*Exercise description*. Locate the word "true" in the data below, then copy every line that holds it.

== Information given ==

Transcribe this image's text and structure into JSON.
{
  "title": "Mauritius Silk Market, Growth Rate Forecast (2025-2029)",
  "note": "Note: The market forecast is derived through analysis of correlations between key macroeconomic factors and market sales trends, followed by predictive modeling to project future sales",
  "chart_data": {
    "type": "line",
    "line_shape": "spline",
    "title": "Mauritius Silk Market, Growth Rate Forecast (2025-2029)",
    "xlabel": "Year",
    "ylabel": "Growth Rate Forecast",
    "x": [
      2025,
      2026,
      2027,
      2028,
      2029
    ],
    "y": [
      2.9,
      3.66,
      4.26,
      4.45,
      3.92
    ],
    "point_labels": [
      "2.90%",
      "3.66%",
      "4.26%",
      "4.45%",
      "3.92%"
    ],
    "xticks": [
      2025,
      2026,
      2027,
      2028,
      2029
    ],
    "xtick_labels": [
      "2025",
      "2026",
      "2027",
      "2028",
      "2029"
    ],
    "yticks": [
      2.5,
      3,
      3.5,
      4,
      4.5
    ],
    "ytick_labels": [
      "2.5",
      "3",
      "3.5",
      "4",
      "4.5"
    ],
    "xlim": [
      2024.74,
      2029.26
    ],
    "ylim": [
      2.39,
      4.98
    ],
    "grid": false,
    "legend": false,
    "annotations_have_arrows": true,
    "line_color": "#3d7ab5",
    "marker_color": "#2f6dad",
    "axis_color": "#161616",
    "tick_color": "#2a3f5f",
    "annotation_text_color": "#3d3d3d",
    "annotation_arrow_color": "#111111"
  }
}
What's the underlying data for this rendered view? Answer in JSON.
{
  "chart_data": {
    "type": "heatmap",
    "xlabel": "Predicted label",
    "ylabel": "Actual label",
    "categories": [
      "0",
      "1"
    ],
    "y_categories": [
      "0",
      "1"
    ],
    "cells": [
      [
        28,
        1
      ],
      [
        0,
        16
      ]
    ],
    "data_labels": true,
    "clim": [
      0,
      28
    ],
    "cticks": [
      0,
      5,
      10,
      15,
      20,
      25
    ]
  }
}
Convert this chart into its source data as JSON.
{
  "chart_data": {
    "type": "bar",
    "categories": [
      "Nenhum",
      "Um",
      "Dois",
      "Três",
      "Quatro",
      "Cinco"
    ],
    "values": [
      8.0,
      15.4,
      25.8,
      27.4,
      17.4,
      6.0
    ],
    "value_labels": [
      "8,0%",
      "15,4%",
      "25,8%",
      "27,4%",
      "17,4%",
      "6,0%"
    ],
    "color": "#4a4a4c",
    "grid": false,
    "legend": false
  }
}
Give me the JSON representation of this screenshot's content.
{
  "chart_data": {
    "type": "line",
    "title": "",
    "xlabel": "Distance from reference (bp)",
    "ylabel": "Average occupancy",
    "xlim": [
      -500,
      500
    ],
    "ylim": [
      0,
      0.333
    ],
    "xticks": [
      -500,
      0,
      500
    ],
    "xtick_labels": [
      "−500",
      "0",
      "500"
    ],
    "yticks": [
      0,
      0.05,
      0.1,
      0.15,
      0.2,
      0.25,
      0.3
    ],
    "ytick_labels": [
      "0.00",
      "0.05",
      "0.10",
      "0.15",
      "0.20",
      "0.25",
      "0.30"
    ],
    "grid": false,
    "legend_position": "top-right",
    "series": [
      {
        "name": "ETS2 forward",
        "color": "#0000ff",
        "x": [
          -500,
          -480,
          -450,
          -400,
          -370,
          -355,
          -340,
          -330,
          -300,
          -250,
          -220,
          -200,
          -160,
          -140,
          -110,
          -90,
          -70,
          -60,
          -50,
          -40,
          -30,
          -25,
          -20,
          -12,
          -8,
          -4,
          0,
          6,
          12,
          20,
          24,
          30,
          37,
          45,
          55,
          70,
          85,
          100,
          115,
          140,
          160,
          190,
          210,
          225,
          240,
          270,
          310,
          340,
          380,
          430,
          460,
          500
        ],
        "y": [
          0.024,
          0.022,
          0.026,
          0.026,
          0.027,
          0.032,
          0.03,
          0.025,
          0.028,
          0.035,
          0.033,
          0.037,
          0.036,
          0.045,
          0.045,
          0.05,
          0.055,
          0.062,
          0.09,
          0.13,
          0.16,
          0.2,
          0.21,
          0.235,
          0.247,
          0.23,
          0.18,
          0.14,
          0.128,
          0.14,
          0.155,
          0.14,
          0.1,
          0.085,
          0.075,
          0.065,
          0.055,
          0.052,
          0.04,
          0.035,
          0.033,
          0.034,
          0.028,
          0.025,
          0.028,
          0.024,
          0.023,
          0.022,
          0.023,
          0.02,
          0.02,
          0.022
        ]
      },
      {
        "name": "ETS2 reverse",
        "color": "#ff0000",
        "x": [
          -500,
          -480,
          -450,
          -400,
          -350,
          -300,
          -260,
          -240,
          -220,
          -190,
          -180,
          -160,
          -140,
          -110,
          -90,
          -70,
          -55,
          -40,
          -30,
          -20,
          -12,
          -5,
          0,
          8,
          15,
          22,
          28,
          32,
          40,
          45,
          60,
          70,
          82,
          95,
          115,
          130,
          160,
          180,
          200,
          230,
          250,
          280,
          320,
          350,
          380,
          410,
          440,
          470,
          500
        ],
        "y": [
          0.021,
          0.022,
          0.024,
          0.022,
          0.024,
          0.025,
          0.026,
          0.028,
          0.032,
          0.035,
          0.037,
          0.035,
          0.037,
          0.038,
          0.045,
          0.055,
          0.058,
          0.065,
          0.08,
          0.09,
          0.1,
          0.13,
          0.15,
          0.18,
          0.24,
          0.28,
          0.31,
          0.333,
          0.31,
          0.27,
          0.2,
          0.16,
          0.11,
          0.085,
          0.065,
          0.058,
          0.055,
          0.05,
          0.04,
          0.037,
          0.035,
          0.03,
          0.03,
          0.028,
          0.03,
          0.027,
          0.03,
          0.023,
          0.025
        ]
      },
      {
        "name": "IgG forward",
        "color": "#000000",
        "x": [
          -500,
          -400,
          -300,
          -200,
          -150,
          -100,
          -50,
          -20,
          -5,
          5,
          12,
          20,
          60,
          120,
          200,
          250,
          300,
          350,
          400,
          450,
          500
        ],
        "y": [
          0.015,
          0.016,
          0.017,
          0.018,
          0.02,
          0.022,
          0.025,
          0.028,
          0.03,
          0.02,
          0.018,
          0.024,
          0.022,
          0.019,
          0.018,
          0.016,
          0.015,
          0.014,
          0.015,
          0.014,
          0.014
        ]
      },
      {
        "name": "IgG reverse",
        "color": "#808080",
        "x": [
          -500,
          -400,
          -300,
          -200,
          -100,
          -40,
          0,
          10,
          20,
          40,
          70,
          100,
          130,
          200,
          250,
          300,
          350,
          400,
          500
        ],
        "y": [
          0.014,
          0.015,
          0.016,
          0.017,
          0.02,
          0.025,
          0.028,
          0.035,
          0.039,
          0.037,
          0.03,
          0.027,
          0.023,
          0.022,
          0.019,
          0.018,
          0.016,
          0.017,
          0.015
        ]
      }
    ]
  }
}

===

*Final answer*.
    "annotations_have_arrows": true,
    "data_labels": true,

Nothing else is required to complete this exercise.